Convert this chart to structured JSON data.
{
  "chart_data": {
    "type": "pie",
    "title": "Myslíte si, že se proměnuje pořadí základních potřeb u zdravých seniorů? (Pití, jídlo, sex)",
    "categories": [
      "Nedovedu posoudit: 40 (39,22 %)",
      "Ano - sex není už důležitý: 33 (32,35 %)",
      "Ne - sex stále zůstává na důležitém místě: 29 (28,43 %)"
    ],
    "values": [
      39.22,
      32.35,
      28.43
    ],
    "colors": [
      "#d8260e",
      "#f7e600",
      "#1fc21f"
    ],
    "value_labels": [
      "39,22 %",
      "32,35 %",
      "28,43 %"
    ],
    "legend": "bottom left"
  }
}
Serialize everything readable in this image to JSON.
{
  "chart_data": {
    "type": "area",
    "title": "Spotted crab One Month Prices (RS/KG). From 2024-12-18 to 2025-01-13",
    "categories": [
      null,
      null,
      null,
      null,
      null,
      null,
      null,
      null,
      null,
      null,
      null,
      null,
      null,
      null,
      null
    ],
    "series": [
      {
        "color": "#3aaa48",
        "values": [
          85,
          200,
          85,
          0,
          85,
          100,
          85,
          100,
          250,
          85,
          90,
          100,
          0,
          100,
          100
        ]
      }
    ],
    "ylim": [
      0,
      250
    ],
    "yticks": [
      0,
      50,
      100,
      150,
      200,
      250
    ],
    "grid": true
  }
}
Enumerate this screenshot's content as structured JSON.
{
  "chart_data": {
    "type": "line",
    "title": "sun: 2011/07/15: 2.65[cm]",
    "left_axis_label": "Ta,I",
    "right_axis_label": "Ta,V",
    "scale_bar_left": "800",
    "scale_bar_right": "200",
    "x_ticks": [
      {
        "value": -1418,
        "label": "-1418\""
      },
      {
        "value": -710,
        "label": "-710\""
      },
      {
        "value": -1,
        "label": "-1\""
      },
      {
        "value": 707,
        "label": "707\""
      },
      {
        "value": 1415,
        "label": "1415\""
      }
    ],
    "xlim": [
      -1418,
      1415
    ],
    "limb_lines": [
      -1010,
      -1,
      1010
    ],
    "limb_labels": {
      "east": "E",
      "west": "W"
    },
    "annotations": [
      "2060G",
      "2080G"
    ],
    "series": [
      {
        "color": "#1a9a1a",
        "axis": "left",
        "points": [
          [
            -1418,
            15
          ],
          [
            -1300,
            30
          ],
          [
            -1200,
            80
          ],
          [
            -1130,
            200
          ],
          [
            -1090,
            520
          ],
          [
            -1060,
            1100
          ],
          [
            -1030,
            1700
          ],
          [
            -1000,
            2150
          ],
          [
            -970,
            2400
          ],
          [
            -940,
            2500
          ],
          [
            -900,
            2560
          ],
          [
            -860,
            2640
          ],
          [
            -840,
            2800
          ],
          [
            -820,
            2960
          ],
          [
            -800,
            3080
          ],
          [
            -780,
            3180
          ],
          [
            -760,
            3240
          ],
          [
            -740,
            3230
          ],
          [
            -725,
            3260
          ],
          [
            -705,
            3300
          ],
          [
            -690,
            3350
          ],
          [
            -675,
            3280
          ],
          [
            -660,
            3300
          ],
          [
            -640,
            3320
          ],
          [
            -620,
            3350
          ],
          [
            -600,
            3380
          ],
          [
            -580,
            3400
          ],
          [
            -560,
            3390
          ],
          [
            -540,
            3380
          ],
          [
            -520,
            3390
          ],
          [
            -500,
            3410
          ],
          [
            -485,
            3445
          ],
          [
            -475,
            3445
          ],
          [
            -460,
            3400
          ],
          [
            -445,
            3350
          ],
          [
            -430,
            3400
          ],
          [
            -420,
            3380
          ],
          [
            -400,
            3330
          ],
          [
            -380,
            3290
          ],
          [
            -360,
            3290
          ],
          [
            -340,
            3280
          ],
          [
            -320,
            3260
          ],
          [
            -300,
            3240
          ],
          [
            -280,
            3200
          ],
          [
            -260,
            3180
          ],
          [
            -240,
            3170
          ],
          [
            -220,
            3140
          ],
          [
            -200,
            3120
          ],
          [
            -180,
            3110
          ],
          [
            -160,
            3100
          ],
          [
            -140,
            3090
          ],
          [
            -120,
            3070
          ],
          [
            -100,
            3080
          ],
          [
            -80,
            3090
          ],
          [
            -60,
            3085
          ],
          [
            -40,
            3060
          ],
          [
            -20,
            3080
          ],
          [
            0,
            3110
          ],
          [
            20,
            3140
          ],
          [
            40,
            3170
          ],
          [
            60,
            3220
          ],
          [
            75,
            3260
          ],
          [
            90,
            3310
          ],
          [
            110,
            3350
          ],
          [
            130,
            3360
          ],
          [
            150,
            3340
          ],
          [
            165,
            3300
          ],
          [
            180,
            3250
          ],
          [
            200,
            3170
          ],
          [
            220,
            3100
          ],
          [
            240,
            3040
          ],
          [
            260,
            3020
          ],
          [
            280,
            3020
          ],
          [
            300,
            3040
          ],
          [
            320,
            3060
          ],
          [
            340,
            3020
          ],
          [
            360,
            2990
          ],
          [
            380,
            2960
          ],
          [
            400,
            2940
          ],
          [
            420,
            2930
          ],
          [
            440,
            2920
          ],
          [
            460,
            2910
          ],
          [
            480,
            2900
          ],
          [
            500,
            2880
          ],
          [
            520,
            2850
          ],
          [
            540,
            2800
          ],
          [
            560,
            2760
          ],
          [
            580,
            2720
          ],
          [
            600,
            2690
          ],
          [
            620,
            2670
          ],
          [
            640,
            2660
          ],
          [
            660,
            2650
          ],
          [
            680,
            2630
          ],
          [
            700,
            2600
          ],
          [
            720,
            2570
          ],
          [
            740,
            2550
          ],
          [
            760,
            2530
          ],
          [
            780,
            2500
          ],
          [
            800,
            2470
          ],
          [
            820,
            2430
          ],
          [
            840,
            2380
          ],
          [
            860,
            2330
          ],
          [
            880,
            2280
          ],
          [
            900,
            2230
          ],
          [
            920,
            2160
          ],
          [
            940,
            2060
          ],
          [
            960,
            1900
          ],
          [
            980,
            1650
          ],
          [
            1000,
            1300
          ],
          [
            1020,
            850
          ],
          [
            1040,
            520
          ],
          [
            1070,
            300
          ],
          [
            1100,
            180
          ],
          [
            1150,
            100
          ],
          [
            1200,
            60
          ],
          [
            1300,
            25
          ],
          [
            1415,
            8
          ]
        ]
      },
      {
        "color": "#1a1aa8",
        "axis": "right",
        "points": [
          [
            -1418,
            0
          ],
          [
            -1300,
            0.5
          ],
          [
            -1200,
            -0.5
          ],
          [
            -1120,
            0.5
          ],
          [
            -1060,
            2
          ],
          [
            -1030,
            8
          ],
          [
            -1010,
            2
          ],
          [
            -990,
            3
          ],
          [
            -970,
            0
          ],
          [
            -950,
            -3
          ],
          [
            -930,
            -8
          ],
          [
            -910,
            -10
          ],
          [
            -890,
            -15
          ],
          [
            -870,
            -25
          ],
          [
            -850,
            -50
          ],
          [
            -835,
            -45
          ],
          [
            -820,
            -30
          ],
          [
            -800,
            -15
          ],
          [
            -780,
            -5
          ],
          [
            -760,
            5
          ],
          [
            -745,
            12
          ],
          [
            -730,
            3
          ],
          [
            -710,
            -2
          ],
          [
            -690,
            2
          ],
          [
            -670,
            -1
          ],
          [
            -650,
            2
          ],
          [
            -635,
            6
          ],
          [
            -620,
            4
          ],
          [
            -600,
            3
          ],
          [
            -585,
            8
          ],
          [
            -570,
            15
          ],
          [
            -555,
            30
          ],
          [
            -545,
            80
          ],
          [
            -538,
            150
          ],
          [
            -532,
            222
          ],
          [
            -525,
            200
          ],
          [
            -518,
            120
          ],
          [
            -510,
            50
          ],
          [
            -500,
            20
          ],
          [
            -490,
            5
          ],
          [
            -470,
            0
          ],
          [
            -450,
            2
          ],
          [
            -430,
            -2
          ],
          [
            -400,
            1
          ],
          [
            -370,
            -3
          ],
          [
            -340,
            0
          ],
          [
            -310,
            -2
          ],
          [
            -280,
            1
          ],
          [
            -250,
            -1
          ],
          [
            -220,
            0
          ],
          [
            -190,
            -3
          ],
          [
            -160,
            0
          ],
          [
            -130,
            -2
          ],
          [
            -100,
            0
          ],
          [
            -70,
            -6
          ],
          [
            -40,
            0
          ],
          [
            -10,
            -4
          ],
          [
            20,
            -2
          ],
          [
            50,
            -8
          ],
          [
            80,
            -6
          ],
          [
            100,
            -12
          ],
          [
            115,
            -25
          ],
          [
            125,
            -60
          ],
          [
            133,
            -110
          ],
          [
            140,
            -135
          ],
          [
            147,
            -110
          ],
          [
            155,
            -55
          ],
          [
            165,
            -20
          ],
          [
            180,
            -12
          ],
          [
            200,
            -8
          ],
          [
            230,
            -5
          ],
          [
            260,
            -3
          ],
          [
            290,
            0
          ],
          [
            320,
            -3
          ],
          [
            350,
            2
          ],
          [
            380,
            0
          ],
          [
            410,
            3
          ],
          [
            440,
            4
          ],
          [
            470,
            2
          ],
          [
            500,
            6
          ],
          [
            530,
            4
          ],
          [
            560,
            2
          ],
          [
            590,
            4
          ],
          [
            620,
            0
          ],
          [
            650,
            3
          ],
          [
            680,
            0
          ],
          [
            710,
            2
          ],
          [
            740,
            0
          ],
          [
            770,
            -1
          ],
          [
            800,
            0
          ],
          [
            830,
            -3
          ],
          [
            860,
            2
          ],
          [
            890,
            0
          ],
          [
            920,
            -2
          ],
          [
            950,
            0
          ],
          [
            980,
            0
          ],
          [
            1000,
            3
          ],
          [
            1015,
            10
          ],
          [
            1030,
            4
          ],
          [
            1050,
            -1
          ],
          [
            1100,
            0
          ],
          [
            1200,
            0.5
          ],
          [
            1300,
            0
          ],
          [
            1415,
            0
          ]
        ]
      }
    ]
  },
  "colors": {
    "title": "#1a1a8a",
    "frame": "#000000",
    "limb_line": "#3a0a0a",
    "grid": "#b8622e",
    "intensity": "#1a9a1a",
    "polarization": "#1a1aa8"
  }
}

⁂

◆ What to do
Show the lines where the word "structured" appears in the entries.

◆ Full answer
Convert this chart to structured JSON data.
Enumerate this screenshot's content as structured JSON.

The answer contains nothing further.